Exercise goal: Count every line of the listing where the string "JSON" occurs, and reply with the count alone.

Records for the task:
========

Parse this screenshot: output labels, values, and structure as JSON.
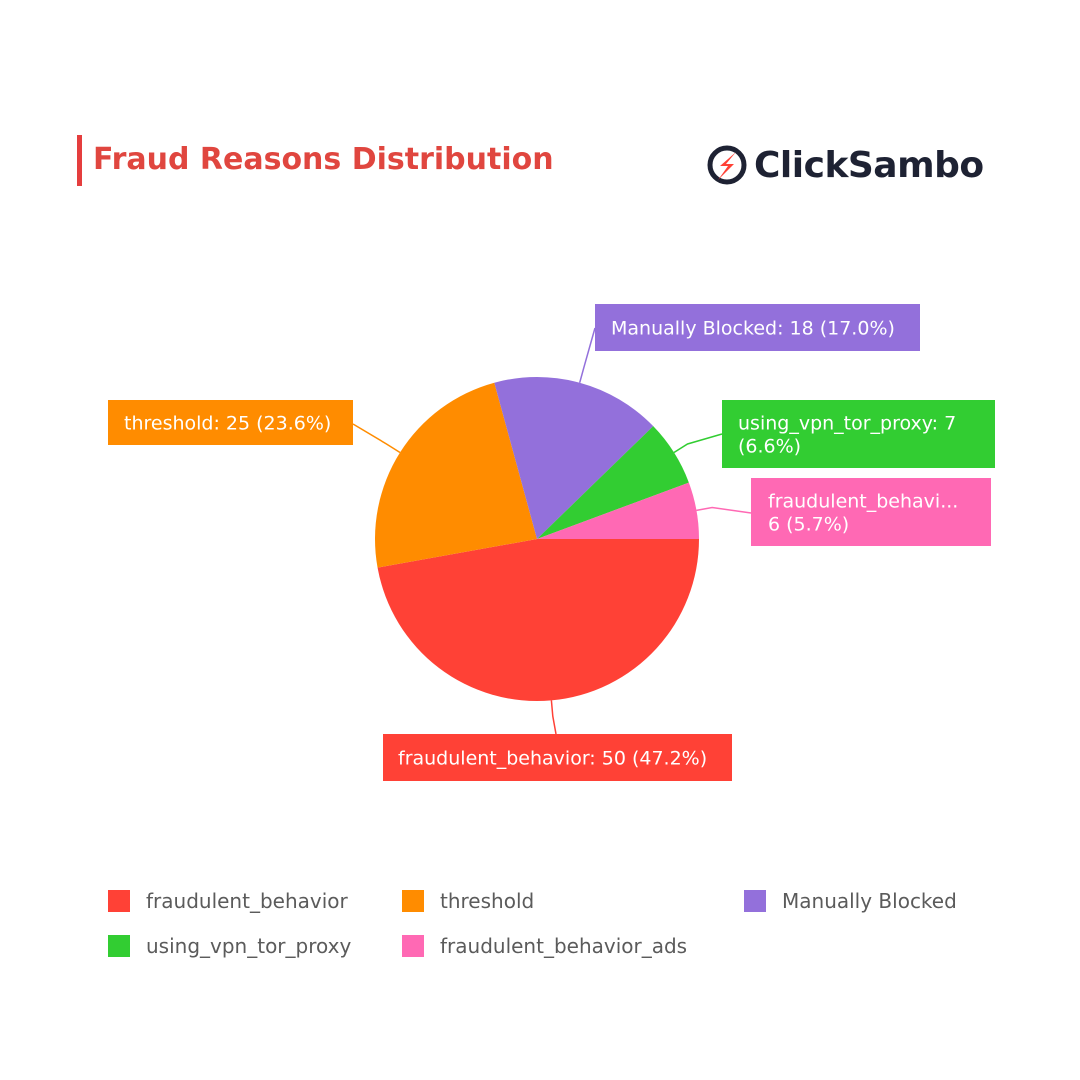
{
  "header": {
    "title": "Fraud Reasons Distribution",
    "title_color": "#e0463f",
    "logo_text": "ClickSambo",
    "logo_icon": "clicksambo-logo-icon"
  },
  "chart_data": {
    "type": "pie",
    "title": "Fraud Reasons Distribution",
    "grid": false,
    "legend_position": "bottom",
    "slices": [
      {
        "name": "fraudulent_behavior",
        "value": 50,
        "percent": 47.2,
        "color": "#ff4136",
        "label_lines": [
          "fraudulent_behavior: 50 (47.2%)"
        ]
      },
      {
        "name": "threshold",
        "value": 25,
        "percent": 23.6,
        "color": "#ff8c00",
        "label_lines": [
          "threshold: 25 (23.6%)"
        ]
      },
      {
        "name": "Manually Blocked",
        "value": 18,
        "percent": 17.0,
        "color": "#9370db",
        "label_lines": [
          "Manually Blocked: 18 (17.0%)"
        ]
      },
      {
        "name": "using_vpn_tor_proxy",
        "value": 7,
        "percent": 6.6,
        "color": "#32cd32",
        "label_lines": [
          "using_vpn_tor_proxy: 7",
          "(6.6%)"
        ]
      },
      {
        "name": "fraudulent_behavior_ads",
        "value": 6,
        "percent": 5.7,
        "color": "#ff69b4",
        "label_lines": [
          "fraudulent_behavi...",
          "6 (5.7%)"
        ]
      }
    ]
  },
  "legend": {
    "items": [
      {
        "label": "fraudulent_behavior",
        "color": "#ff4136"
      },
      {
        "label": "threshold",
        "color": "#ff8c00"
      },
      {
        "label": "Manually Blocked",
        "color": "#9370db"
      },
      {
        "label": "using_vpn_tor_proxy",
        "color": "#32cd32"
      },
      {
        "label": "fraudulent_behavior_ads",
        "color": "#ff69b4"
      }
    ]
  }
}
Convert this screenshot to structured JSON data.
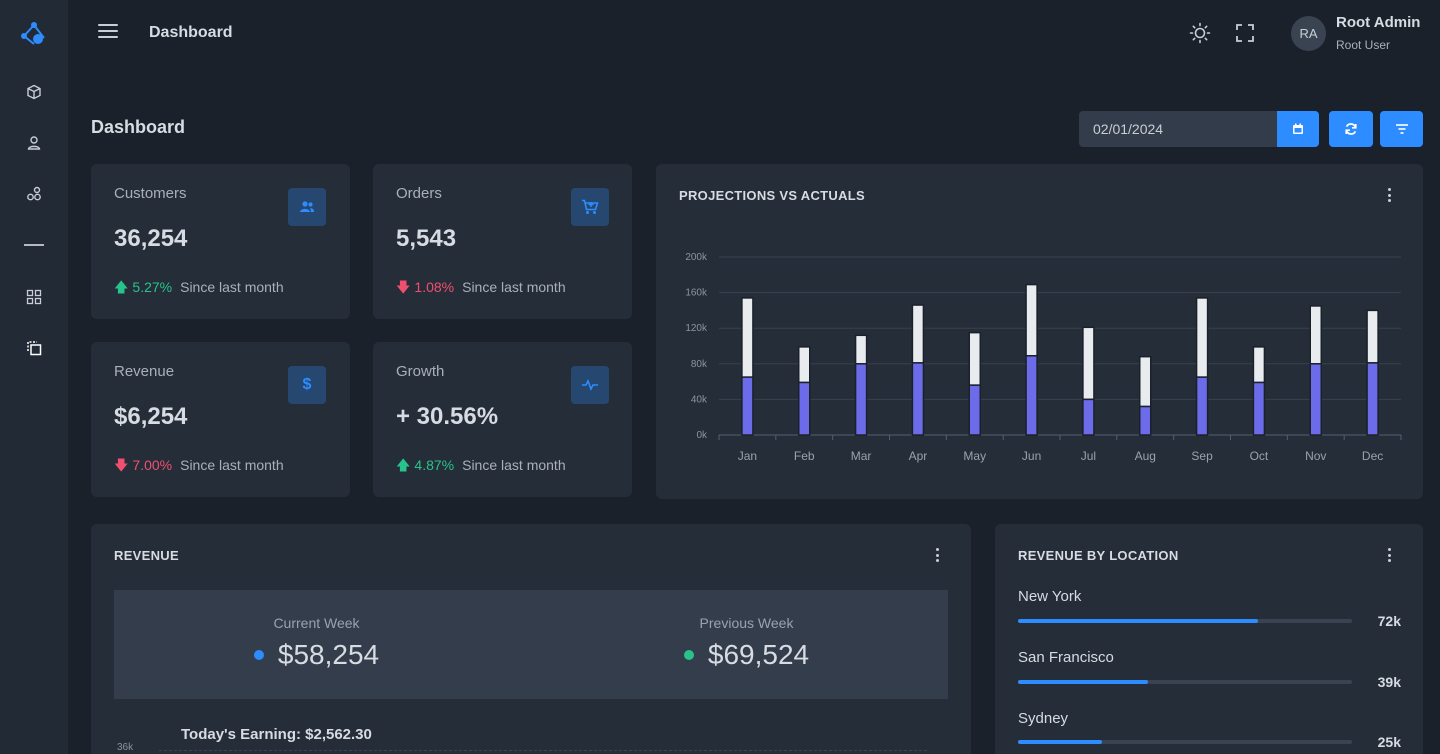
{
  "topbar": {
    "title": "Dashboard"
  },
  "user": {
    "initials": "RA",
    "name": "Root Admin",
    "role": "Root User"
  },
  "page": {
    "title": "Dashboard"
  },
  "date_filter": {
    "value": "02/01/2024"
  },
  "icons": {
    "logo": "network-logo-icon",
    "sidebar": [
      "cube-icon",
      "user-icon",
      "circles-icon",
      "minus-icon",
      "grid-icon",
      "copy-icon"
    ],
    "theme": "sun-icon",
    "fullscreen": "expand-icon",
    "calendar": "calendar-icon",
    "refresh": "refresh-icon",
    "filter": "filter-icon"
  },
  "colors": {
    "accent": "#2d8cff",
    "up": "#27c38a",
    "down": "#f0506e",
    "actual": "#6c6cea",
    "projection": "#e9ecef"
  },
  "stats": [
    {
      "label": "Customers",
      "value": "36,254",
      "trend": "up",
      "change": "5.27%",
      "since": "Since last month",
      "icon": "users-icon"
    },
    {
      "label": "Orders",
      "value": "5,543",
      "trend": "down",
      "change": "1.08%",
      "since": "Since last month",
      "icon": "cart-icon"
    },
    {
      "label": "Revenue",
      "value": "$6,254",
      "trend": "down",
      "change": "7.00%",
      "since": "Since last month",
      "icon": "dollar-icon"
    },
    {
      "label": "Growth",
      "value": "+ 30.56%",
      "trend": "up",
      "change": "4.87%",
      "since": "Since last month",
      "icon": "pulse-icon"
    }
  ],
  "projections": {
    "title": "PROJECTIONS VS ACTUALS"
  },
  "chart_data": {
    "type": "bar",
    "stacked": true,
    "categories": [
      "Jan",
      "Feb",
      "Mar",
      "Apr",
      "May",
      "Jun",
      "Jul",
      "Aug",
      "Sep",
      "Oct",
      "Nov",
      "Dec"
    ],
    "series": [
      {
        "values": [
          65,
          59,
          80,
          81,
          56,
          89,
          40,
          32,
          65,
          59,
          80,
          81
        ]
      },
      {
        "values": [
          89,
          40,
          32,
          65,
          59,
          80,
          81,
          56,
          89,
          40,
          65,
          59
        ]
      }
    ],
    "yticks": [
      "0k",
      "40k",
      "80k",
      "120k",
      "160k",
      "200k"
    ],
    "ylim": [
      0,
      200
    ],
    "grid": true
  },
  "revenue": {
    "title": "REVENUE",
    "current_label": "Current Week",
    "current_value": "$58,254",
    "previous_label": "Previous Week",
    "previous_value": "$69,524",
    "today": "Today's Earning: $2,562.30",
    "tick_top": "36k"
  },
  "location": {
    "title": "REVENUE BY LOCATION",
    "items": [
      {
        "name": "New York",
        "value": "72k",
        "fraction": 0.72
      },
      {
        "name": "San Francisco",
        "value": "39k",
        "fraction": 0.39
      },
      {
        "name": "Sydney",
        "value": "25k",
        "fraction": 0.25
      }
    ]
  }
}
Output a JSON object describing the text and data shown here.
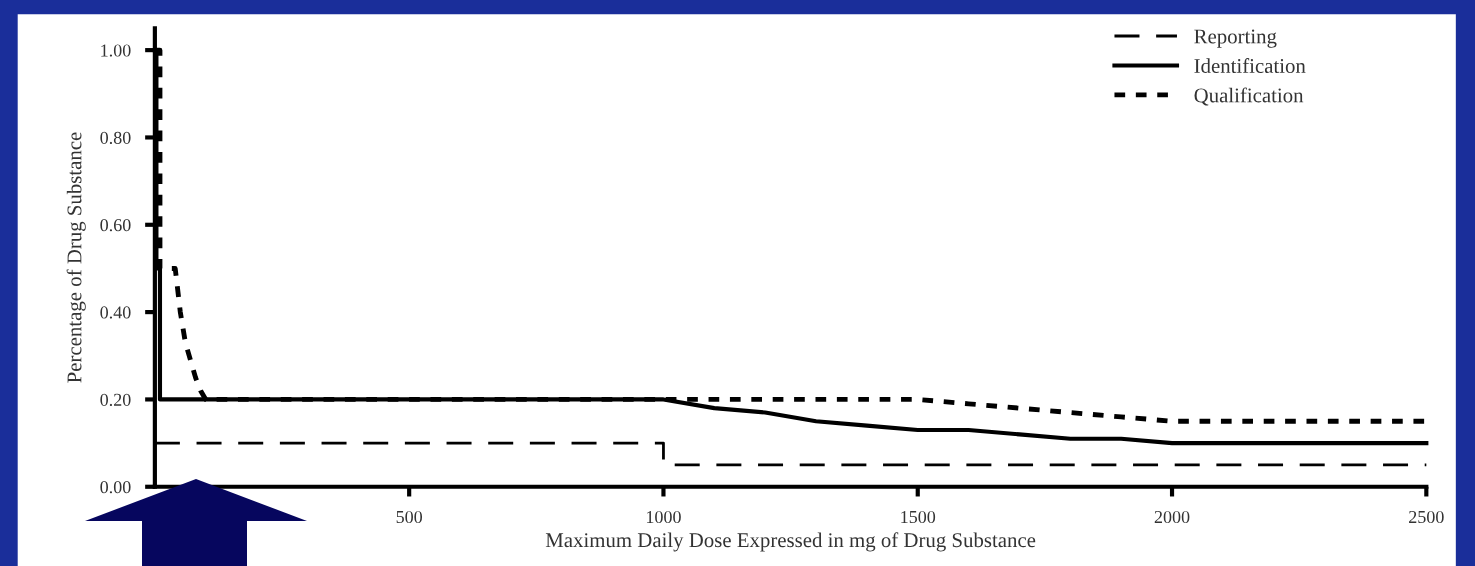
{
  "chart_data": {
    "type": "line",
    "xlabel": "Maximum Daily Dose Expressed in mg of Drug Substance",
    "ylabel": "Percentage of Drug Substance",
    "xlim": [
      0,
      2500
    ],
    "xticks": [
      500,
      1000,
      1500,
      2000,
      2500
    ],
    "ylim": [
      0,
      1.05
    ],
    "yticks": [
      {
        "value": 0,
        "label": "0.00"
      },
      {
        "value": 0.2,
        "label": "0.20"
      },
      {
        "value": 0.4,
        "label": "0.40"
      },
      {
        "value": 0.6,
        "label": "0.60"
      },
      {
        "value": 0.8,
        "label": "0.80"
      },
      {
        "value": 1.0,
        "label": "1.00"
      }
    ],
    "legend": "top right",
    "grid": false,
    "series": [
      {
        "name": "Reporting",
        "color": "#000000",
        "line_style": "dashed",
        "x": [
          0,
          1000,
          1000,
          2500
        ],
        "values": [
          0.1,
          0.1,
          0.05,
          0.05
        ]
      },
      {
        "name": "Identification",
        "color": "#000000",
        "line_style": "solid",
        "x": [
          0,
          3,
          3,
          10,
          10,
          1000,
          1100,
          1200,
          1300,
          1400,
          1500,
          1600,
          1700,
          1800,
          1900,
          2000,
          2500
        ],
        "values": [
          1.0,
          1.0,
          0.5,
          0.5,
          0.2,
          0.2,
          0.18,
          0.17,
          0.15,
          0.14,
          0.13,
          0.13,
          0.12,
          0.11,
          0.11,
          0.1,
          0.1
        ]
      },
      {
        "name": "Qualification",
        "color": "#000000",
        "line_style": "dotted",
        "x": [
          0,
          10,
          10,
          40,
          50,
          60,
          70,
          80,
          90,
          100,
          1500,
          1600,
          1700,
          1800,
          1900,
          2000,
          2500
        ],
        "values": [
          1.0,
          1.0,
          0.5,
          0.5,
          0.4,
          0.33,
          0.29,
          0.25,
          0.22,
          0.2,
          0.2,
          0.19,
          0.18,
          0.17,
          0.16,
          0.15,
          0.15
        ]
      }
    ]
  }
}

========

Written response: 3